━━━━━ INPUT RECORDS

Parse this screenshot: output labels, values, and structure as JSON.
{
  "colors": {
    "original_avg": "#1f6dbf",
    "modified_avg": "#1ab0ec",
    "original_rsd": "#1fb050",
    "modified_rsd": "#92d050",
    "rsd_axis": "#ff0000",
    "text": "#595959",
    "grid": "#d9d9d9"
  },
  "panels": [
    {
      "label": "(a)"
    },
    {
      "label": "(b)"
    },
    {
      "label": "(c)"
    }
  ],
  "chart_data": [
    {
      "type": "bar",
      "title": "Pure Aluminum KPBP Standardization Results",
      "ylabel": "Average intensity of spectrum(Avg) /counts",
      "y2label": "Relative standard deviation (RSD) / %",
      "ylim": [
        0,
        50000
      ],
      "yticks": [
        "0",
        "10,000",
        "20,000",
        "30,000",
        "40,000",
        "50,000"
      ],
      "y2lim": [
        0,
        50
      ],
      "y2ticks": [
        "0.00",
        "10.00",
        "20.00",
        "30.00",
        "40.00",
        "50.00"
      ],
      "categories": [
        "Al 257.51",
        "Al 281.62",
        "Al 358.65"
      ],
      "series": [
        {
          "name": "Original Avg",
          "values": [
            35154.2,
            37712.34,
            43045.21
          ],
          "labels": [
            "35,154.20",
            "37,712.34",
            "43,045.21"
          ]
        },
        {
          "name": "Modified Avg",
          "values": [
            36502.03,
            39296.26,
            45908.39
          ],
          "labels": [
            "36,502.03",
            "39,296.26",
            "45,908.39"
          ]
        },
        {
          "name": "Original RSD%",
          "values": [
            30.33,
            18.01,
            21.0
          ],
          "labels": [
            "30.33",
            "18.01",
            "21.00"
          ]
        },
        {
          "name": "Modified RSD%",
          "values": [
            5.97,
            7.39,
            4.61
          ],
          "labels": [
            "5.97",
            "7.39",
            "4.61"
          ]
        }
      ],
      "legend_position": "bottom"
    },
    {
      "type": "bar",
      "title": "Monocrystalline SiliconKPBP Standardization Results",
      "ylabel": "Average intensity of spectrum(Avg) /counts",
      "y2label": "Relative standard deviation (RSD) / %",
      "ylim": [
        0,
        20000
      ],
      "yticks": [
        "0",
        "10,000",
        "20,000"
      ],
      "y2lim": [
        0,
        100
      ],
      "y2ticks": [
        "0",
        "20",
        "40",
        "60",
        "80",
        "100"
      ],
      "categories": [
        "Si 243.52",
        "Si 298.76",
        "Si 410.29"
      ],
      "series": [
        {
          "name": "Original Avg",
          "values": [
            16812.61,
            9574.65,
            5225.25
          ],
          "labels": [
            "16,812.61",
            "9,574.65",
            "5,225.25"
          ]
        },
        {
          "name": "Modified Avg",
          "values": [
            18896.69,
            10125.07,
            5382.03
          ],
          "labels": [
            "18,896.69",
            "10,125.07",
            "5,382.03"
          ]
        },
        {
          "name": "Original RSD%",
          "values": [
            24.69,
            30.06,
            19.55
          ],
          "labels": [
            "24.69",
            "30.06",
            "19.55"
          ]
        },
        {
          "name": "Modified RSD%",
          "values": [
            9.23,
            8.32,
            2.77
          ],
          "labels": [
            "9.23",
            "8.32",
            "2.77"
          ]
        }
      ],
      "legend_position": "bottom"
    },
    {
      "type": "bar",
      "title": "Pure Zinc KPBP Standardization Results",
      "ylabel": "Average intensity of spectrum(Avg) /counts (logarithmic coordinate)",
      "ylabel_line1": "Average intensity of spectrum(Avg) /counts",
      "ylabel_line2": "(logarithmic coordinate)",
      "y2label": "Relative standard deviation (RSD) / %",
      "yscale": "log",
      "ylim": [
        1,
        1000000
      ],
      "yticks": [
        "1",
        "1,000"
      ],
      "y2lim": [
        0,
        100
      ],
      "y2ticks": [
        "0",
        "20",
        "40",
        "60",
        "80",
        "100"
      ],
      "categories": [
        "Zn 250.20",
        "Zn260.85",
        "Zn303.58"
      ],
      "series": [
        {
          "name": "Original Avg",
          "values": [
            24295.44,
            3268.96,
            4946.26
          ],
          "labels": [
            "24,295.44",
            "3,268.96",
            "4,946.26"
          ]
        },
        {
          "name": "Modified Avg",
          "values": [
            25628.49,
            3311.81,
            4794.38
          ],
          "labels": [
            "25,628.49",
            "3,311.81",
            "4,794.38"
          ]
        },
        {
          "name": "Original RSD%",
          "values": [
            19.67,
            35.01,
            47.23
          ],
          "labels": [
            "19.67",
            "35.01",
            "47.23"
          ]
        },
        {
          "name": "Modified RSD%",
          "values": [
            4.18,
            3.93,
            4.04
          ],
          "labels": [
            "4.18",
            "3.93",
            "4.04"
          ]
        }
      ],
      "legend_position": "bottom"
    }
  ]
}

━━━━━━━━━━

### REQUIRED WORK
Write out every line of the data that holds the word "counts".

### EXPECTED ANSWER
      "ylabel": "Average intensity of spectrum(Avg) /counts",
      "ylabel": "Average intensity of spectrum(Avg) /counts",
      "ylabel": "Average intensity of spectrum(Avg) /counts (logarithmic coordinate)",
      "ylabel_line1": "Average intensity of spectrum(Avg) /counts",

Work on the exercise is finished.